A run of records

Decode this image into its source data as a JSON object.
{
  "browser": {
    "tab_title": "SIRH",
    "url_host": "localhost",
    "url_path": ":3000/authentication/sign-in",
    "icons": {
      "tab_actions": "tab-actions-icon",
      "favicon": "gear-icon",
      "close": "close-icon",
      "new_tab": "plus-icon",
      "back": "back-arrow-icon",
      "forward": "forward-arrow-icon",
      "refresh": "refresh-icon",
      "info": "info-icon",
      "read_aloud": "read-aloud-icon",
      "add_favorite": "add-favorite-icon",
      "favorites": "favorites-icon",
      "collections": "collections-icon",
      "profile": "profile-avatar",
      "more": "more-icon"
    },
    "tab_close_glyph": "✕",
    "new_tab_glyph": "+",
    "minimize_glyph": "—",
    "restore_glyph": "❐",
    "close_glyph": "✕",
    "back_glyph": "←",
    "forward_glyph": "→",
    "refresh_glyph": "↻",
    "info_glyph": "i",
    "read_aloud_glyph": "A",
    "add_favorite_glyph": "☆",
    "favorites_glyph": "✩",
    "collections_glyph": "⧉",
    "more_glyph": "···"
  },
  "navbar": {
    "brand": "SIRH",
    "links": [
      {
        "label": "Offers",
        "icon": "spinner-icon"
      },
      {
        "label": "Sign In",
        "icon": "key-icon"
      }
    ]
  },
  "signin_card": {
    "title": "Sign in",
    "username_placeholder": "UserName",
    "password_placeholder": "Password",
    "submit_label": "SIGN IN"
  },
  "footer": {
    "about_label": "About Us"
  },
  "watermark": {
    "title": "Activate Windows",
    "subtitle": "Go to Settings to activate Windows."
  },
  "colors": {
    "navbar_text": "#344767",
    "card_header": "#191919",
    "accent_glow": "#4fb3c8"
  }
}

Given problem. Output all preceding records character for character.

Reply.
Decode this image into its source data as a JSON object.
{
  "browser": {
    "tab_title": "SIRH",
    "url_host": "localhost",
    "url_path": ":3000/authentication/sign-in",
    "icons": {
      "tab_actions": "tab-actions-icon",
      "favicon": "gear-icon",
      "close": "close-icon",
      "new_tab": "plus-icon",
      "back": "back-arrow-icon",
      "forward": "forward-arrow-icon",
      "refresh": "refresh-icon",
      "info": "info-icon",
      "read_aloud": "read-aloud-icon",
      "add_favorite": "add-favorite-icon",
      "favorites": "favorites-icon",
      "collections": "collections-icon",
      "profile": "profile-avatar",
      "more": "more-icon"
    },
    "tab_close_glyph": "✕",
    "new_tab_glyph": "+",
    "minimize_glyph": "—",
    "restore_glyph": "❐",
    "close_glyph": "✕",
    "back_glyph": "←",
    "forward_glyph": "→",
    "refresh_glyph": "↻",
    "info_glyph": "i",
    "read_aloud_glyph": "A",
    "add_favorite_glyph": "☆",
    "favorites_glyph": "✩",
    "collections_glyph": "⧉",
    "more_glyph": "···"
  },
  "navbar": {
    "brand": "SIRH",
    "links": [
      {
        "label": "Offers",
        "icon": "spinner-icon"
      },
      {
        "label": "Sign In",
        "icon": "key-icon"
      }
    ]
  },
  "signin_card": {
    "title": "Sign in",
    "username_placeholder": "UserName",
    "password_placeholder": "Password",
    "submit_label": "SIGN IN"
  },
  "footer": {
    "about_label": "About Us"
  },
  "watermark": {
    "title": "Activate Windows",
    "subtitle": "Go to Settings to activate Windows."
  },
  "colors": {
    "navbar_text": "#344767",
    "card_header": "#191919",
    "accent_glow": "#4fb3c8"
  }
}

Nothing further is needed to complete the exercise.